What is required: How would this sentence from the forum post read in Spanish: "I genuinely never thought she was one of the other spies and she always seemed like such a sincere person."?

Page text:
○ ○ ○ ○ ○ ○ ○

Post by Zander on Nov 8, 2007 1:32:09 GMT -5
I completely don't understand what's going on at this point...
Forgive me if this is the longest and most disconnected and senseless confessional in Spies history.
First off, how do I basically know who Masaki is and have known who he is all game and he DOESN'T know who I am? Seriously.
Okay, beyond that pointless fact, Madison is gone and I feel for Sam not wanting inactive people in the game but I definitely had the tightest bond with her out of everyone so it just like...
It's just a game, I know it is, but I actually got along great with Madison and she seemed like an awesome person and I just never would have expected her to idle out. I genuinely never thought she was one of the other spies and she always seemed like such a sincere person. She I'm sure is a great person in and outside of the game so having someone you really like as a person leave just... sucks a whole lot. I'm not someone who gets attached to people IRL and definitely not online and so this is weird, it just sucks that she's gone. I didn't expect her to be removed this way and I didn't even get to say goodbye or thanks to her and with this removal who even knows if she'll be here afterwards or read anything I've written. And me turning out to be a spy will probably only make her mad at me. I just want her to know that throughout the entire game, the only thing I ever lied to her about was being a spy, and that I really enjoyed getting to know her and playing the game with her. If she gets the chance to play in the future I'd really enjoy to play with her...
I'm done crying about spilled milk now... But I eternally <3 Maddy...
Anyway, what I don't understand seriously is how people do not suspect me at all.
Okay reasons why people should suspect me:
I CLEARLY voted for Naomi when everyone else voted for Beverly? Now why would I do that... Hmm... Perhaps because I KNEW NAOMI WAS A SPY. Granted Beverly did try to persuade me and I used that to my advantage, but people in this game are TOO WILLING to let things go. It doesn't make sense.
Lloyd thought Ralph or I were spies. I imprisoned Lloyd. Ralph got exiled. And nobody pushed for me at all? Why? He said if Ralph was NOT a spy, I was, and everyone gave up on that. Lloyd was smart - Lloyd was Jess. Pretty much everyone knew that and still they didn't try.
Nobody has ever asked me for conversations I had with Faizah. Why? Because I never have citizens ones. That's dangerous, and it's about time we started doing that... 'cept we're not online at the same time much.
Beyond all of this, people randomly throw my name out (and very seldomly) and it's always dismissed. I don't quite get it.

○ ○ ○ ○ ○ ○ ○

Supplied entries:
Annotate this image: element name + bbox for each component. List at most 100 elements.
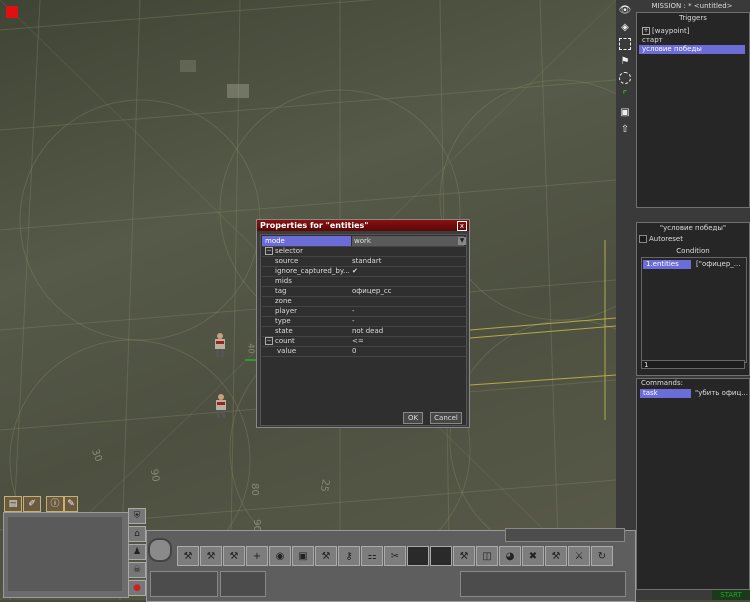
commands-box: Commands: task "убить офиц... — [636, 378, 750, 590]
pliers-icon[interactable]: ⚒ — [453, 546, 475, 566]
plus-icon[interactable]: + — [246, 546, 268, 566]
autoreset-row[interactable]: Autoreset — [639, 235, 683, 244]
command-key[interactable]: task — [640, 389, 691, 398]
triggers-title: Triggers — [679, 14, 707, 22]
condition-row[interactable]: 1.entities ["офицер_... — [643, 260, 745, 269]
property-grid: mode work ▼ − selector source standart i… — [260, 234, 467, 426]
property-key: selector — [275, 247, 303, 255]
signpost-icon[interactable]: ⚏ — [361, 546, 383, 566]
trigger-item[interactable]: + [waypoint] — [639, 27, 745, 36]
brush-tool-icon[interactable]: ✐ — [23, 496, 41, 512]
crossed-tools-icon[interactable]: ✖ — [522, 546, 544, 566]
empty-slot[interactable] — [430, 546, 452, 566]
select-area-icon[interactable] — [618, 37, 632, 51]
truck-icon[interactable]: ▣ — [292, 546, 314, 566]
property-key: state — [275, 327, 293, 335]
property-value[interactable]: офицер_сс — [352, 286, 392, 296]
map-marker-icon — [6, 6, 18, 18]
soldier-unit-2[interactable] — [214, 394, 228, 418]
property-key: mids — [275, 277, 292, 285]
property-value[interactable]: - — [352, 316, 355, 326]
property-value[interactable]: 0 — [352, 346, 356, 356]
flag-icon[interactable]: ⚑ — [618, 54, 632, 68]
barrel-icon[interactable]: ◫ — [476, 546, 498, 566]
eraser-icon[interactable]: ◈ — [618, 20, 632, 34]
property-value[interactable]: - — [352, 306, 355, 316]
trigger-item[interactable]: старт — [639, 36, 745, 45]
command-row[interactable]: task "убить офиц... — [640, 389, 749, 398]
rotate-knob[interactable] — [148, 538, 172, 562]
expand-icon[interactable]: + — [642, 27, 650, 35]
autoreset-label: Autoreset — [649, 235, 683, 243]
property-key: type — [275, 317, 291, 325]
property-value[interactable]: not dead — [352, 326, 383, 336]
crossed-weapons-icon[interactable]: ⚔ — [568, 546, 590, 566]
scale-label: 90 — [147, 468, 161, 483]
property-row-value[interactable]: value 0 — [262, 346, 467, 357]
top-right-tab[interactable] — [505, 528, 625, 542]
arrow-up-icon[interactable]: ⇧ — [618, 122, 632, 136]
collapse-icon[interactable]: − — [265, 247, 273, 255]
property-key: zone — [275, 297, 292, 305]
property-key: value — [277, 347, 297, 355]
mission-header: MISSION : * <untitled> — [636, 2, 748, 11]
helmet-icon[interactable]: ◕ — [499, 546, 521, 566]
condition-key[interactable]: 1.entities — [643, 260, 691, 269]
property-key: mode — [262, 236, 351, 246]
close-icon[interactable]: x — [457, 221, 467, 231]
condition-value[interactable]: ["офицер_... — [693, 260, 748, 269]
condition-list[interactable]: 1.entities ["офицер_... — [641, 257, 747, 363]
cancel-button[interactable]: Cancel — [430, 412, 462, 424]
ok-button[interactable]: OK — [403, 412, 423, 424]
axe-icon[interactable]: ⚒ — [545, 546, 567, 566]
properties-dialog: Properties for "entities" x mode work ▼ … — [256, 219, 470, 428]
status-field-2 — [220, 571, 266, 597]
wrench-icon[interactable]: ⚒ — [177, 546, 199, 566]
dialog-title[interactable]: Properties for "entities" — [257, 220, 469, 231]
check-icon[interactable]: ✔ — [352, 266, 358, 276]
tools-icon[interactable]: ⚒ — [315, 546, 337, 566]
property-key: tag — [275, 287, 287, 295]
camera-icon[interactable]: ▣ — [618, 105, 632, 119]
empty-slot[interactable] — [407, 546, 429, 566]
condition-title: Condition — [676, 247, 710, 255]
pen-tool-icon[interactable]: ✎ — [64, 496, 78, 512]
commands-title: Commands: — [641, 379, 683, 387]
start-button[interactable]: START — [712, 590, 750, 600]
condition-input[interactable]: 1 — [641, 360, 745, 369]
circle-zone-icon[interactable] — [618, 71, 632, 85]
mode-select[interactable]: work — [352, 236, 464, 246]
minimap[interactable] — [8, 517, 122, 591]
house-icon[interactable]: ⌂ — [128, 526, 146, 542]
top-left-button-group: ▤ ✐ ⓘ ✎ — [4, 496, 78, 512]
path-icon[interactable]: ⌜ — [618, 88, 632, 102]
cycle-icon[interactable]: ↻ — [591, 546, 613, 566]
triggers-list[interactable]: + [waypoint] старт условие победы — [639, 27, 745, 54]
key-icon[interactable]: ⚷ — [338, 546, 360, 566]
scissors-icon[interactable]: ✂ — [384, 546, 406, 566]
soldier-unit-1[interactable] — [213, 333, 227, 357]
chevron-down-icon[interactable]: ▼ — [458, 237, 466, 245]
eye-tool-icon[interactable]: ◉ — [269, 546, 291, 566]
property-value[interactable]: <= — [352, 336, 364, 346]
status-field-3 — [460, 571, 626, 597]
skull-icon[interactable]: ☠ — [128, 562, 146, 578]
side-button-column: ⛨ ⌂ ♟ ☠ ● — [128, 506, 146, 598]
trigger-item-selected[interactable]: условие победы — [639, 45, 745, 54]
shield-icon[interactable]: ⛨ — [128, 508, 146, 524]
hammer-icon[interactable]: ⚒ — [200, 546, 222, 566]
scale-label: 25 — [317, 478, 331, 493]
mission-name: * <untitled> — [688, 2, 733, 10]
autoreset-checkbox[interactable] — [639, 235, 647, 243]
spanner-icon[interactable]: ⚒ — [223, 546, 245, 566]
info-tool-icon[interactable]: ⓘ — [46, 496, 64, 512]
property-value[interactable]: standart — [352, 256, 381, 266]
collapse-icon[interactable]: − — [265, 337, 273, 345]
scale-label: 80 — [248, 483, 260, 496]
right-panel: MISSION : * <untitled> Triggers + [waypoi… — [616, 0, 750, 600]
terrain-tool-icon[interactable]: ▤ — [4, 496, 22, 512]
soldier-icon[interactable]: ♟ — [128, 544, 146, 560]
command-value[interactable]: "убить офиц... — [692, 389, 749, 398]
eye-icon[interactable]: 👁 — [618, 3, 632, 17]
players-icon[interactable]: ● — [128, 580, 146, 596]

○ ○ ○ ○ ○ ○ ○

Final result: De verdad nunca pensé que ella fuera una de las otras espías, y siempre me pareció una persona muy sincera.